### Prompt
Select all lines in the records that include "NSEASI".

==========

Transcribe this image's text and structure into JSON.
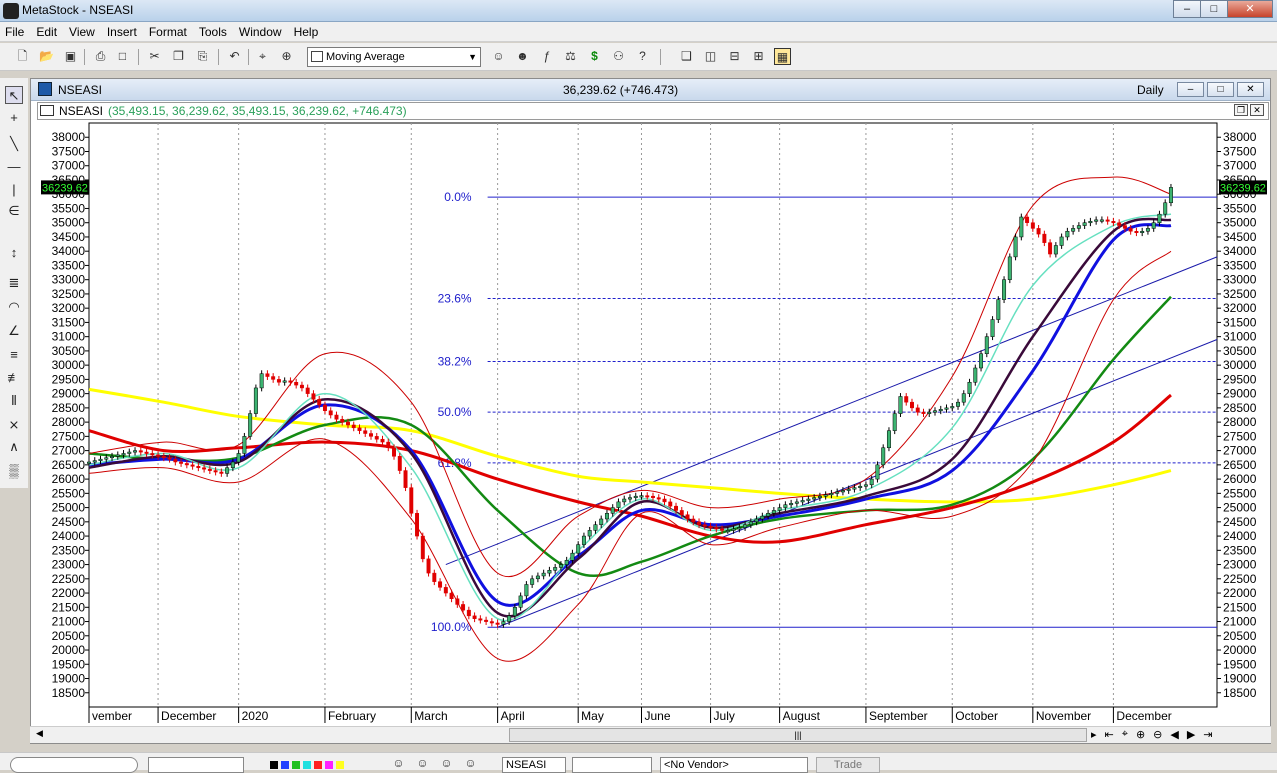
{
  "window": {
    "title": "MetaStock - NSEASI",
    "min": "–",
    "max": "□",
    "close": "✕"
  },
  "menu": [
    "File",
    "Edit",
    "View",
    "Insert",
    "Format",
    "Tools",
    "Window",
    "Help"
  ],
  "toolbar": {
    "indicator_select": "Moving Average"
  },
  "chart_window": {
    "name": "NSEASI",
    "price": "36,239.62 (+746.473)",
    "period": "Daily",
    "btn_min": "–",
    "btn_restore": "□",
    "btn_close": "✕"
  },
  "inner_title": {
    "symbol": "NSEASI",
    "ohlc": "(35,493.15, 36,239.62, 35,493.15, 36,239.62, +746.473)",
    "btn_restore": "❐",
    "btn_close": "✕"
  },
  "status": {
    "symbol_field": "NSEASI",
    "vendor_field": "<No Vendor>",
    "trade_button": "Trade"
  },
  "colors": {
    "up": "#3cb371",
    "down": "#e00000",
    "ma_yellow": "#ffff00",
    "ma_red": "#e00000",
    "ma_green": "#138a13",
    "ma_blue": "#1010e0",
    "ma_purple": "#3a0a3a",
    "ma_cyan": "#66e0c0",
    "band": "#cc0000",
    "fib": "#2020cc",
    "last_label_bg": "#000000",
    "last_label_fg": "#33ff33"
  },
  "chart_data": {
    "type": "line",
    "subtype": "candlestick",
    "ylim": [
      18000,
      38500
    ],
    "yticks": [
      18500,
      19000,
      19500,
      20000,
      20500,
      21000,
      21500,
      22000,
      22500,
      23000,
      23500,
      24000,
      24500,
      25000,
      25500,
      26000,
      26500,
      27000,
      27500,
      28000,
      28500,
      29000,
      29500,
      30000,
      30500,
      31000,
      31500,
      32000,
      32500,
      33000,
      33500,
      34000,
      34500,
      35000,
      35500,
      36000,
      36500,
      37000,
      37500,
      38000
    ],
    "last_value": "36239.62",
    "x_month_labels": [
      "vember",
      "December",
      "2020",
      "February",
      "March",
      "April",
      "May",
      "June",
      "July",
      "August",
      "September",
      "October",
      "November",
      "December"
    ],
    "x_month_ticks": [
      0,
      12,
      26,
      41,
      56,
      71,
      85,
      96,
      108,
      120,
      135,
      150,
      164,
      178
    ],
    "x_range": [
      0,
      196
    ],
    "close": [
      26600,
      26650,
      26700,
      26750,
      26800,
      26850,
      26900,
      26950,
      27000,
      26950,
      26900,
      26850,
      26800,
      26750,
      26700,
      26600,
      26550,
      26500,
      26450,
      26400,
      26350,
      26300,
      26250,
      26200,
      26400,
      26600,
      26900,
      27500,
      28300,
      29200,
      29700,
      29600,
      29500,
      29400,
      29450,
      29400,
      29300,
      29200,
      29000,
      28800,
      28600,
      28400,
      28250,
      28100,
      28000,
      27900,
      27800,
      27700,
      27600,
      27500,
      27400,
      27300,
      27100,
      26800,
      26300,
      25700,
      24800,
      24000,
      23200,
      22700,
      22400,
      22200,
      22000,
      21800,
      21600,
      21400,
      21200,
      21100,
      21050,
      21000,
      20950,
      20900,
      21000,
      21200,
      21500,
      21900,
      22300,
      22500,
      22600,
      22700,
      22800,
      22900,
      23000,
      23150,
      23400,
      23700,
      24000,
      24200,
      24400,
      24600,
      24800,
      25000,
      25200,
      25300,
      25350,
      25400,
      25420,
      25400,
      25350,
      25300,
      25200,
      25050,
      24900,
      24750,
      24600,
      24500,
      24400,
      24350,
      24300,
      24250,
      24200,
      24200,
      24250,
      24300,
      24400,
      24500,
      24600,
      24700,
      24800,
      24900,
      25000,
      25100,
      25150,
      25200,
      25250,
      25300,
      25350,
      25400,
      25450,
      25500,
      25550,
      25600,
      25650,
      25700,
      25750,
      25800,
      26000,
      26500,
      27100,
      27700,
      28300,
      28900,
      28700,
      28500,
      28350,
      28300,
      28350,
      28400,
      28450,
      28500,
      28550,
      28700,
      29000,
      29400,
      29900,
      30400,
      31000,
      31600,
      32300,
      33000,
      33800,
      34500,
      35200,
      35000,
      34800,
      34600,
      34300,
      33900,
      34200,
      34500,
      34700,
      34800,
      34900,
      35000,
      35050,
      35100,
      35100,
      35050,
      35000,
      34900,
      34800,
      34700,
      34650,
      34700,
      34800,
      35000,
      35300,
      35700,
      36239.62
    ],
    "ma_yellow": [
      29200,
      29100,
      29000,
      28900,
      28800,
      28700,
      28600,
      28500,
      28400,
      28300,
      28200,
      28150,
      28100,
      28050,
      28000,
      27950,
      27900,
      27850,
      27800,
      27750,
      27700,
      27650,
      27600,
      27550,
      27400,
      27250,
      27100,
      26950,
      26800,
      26650,
      26500,
      26350,
      26200,
      26100,
      26000,
      25950,
      25900,
      25850,
      25800,
      25700,
      25600,
      25500,
      25400,
      25300,
      25200,
      25150,
      25100,
      25200,
      25350,
      25500,
      25650,
      25800,
      25950,
      26100,
      26300,
      26500,
      26700,
      26900,
      27100,
      27300
    ],
    "ma_yellow_x": [
      0,
      4,
      8,
      12,
      16,
      20,
      24,
      28,
      32,
      36,
      40,
      44,
      48,
      52,
      56,
      60,
      64,
      68,
      72,
      76,
      80,
      84,
      88,
      92,
      96,
      100,
      104,
      108,
      112,
      116,
      120,
      124,
      128,
      132,
      136,
      140,
      144,
      148,
      152,
      156,
      160,
      164,
      168,
      172,
      176,
      178,
      180,
      182,
      184,
      186,
      188,
      190,
      192,
      194,
      196,
      197,
      198,
      199,
      200,
      201
    ],
    "series": [
      {
        "name": "",
        "color": "#ffff00",
        "x": [
          0,
          13,
          26,
          41,
          56,
          71,
          85,
          96,
          108,
          120,
          135,
          150,
          164,
          178,
          188
        ],
        "values": [
          29150,
          28700,
          28200,
          27900,
          27700,
          26800,
          26100,
          25900,
          25700,
          25500,
          25300,
          25200,
          25300,
          25800,
          26300
        ]
      },
      {
        "name": "",
        "color": "#e00000",
        "x": [
          0,
          13,
          26,
          41,
          56,
          71,
          85,
          96,
          108,
          120,
          135,
          150,
          164,
          178,
          188
        ],
        "values": [
          27700,
          27000,
          27100,
          27300,
          27000,
          26000,
          25200,
          24700,
          24000,
          23800,
          24400,
          25000,
          25900,
          27300,
          28950
        ]
      },
      {
        "name": "",
        "color": "#138a13",
        "x": [
          0,
          13,
          26,
          41,
          56,
          71,
          85,
          96,
          108,
          120,
          135,
          150,
          164,
          178,
          188
        ],
        "values": [
          26900,
          26700,
          26750,
          27900,
          27900,
          24900,
          22700,
          23100,
          24000,
          24600,
          24900,
          25100,
          26700,
          30200,
          32400
        ]
      },
      {
        "name": "",
        "color": "#1010e0",
        "x": [
          0,
          13,
          26,
          41,
          56,
          71,
          85,
          96,
          108,
          120,
          135,
          150,
          164,
          178,
          188
        ],
        "values": [
          26500,
          26700,
          26700,
          28600,
          27000,
          21700,
          23300,
          24900,
          24400,
          24700,
          25300,
          26300,
          29800,
          34400,
          34900
        ]
      },
      {
        "name": "",
        "color": "#3a0a3a",
        "x": [
          0,
          13,
          26,
          41,
          56,
          71,
          85,
          96,
          108,
          120,
          135,
          150,
          164,
          178,
          188
        ],
        "values": [
          26400,
          26800,
          26600,
          28800,
          26900,
          21300,
          23200,
          25200,
          24300,
          24800,
          25400,
          26700,
          31000,
          34700,
          35100
        ]
      },
      {
        "name": "",
        "color": "#66e0c0",
        "x": [
          0,
          13,
          26,
          41,
          56,
          71,
          85,
          96,
          108,
          120,
          135,
          150,
          164,
          178,
          188
        ],
        "values": [
          26500,
          26900,
          26400,
          29000,
          26400,
          21100,
          23500,
          25300,
          24200,
          24900,
          25600,
          27800,
          32800,
          34900,
          35300
        ]
      },
      {
        "name": "",
        "color": "#cc0000",
        "x": [
          0,
          13,
          26,
          41,
          56,
          71,
          85,
          96,
          108,
          120,
          135,
          150,
          164,
          178,
          188
        ],
        "values": [
          26900,
          27300,
          27200,
          30400,
          28700,
          22700,
          24700,
          25600,
          25000,
          25300,
          26000,
          29600,
          35600,
          36600,
          36000
        ]
      },
      {
        "name": "",
        "color": "#cc0000",
        "x": [
          0,
          13,
          26,
          41,
          56,
          71,
          85,
          96,
          108,
          120,
          135,
          150,
          164,
          178,
          188
        ],
        "values": [
          26200,
          26400,
          25900,
          27400,
          24600,
          19700,
          21600,
          24800,
          23700,
          24300,
          24900,
          24700,
          26600,
          32300,
          34000
        ]
      }
    ],
    "fibonacci": {
      "high": 35900,
      "low": 20800,
      "x_start": 71,
      "x_end": 196,
      "levels": [
        {
          "label": "0.0%",
          "value": 35900
        },
        {
          "label": "23.6%",
          "value": 32340
        },
        {
          "label": "38.2%",
          "value": 30130
        },
        {
          "label": "50.0%",
          "value": 28350
        },
        {
          "label": "61.8%",
          "value": 26570
        },
        {
          "label": "100.0%",
          "value": 20800
        }
      ]
    },
    "trendlines": [
      {
        "x1": 62,
        "y1": 23000,
        "x2": 196,
        "y2": 33800
      },
      {
        "x1": 71,
        "y1": 20800,
        "x2": 196,
        "y2": 30900
      }
    ],
    "grid": "vertical-dotted",
    "legend": "none"
  }
}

==========

### The response
    "title": "MetaStock - NSEASI",
    "name": "NSEASI",
    "symbol": "NSEASI",
    "symbol_field": "NSEASI",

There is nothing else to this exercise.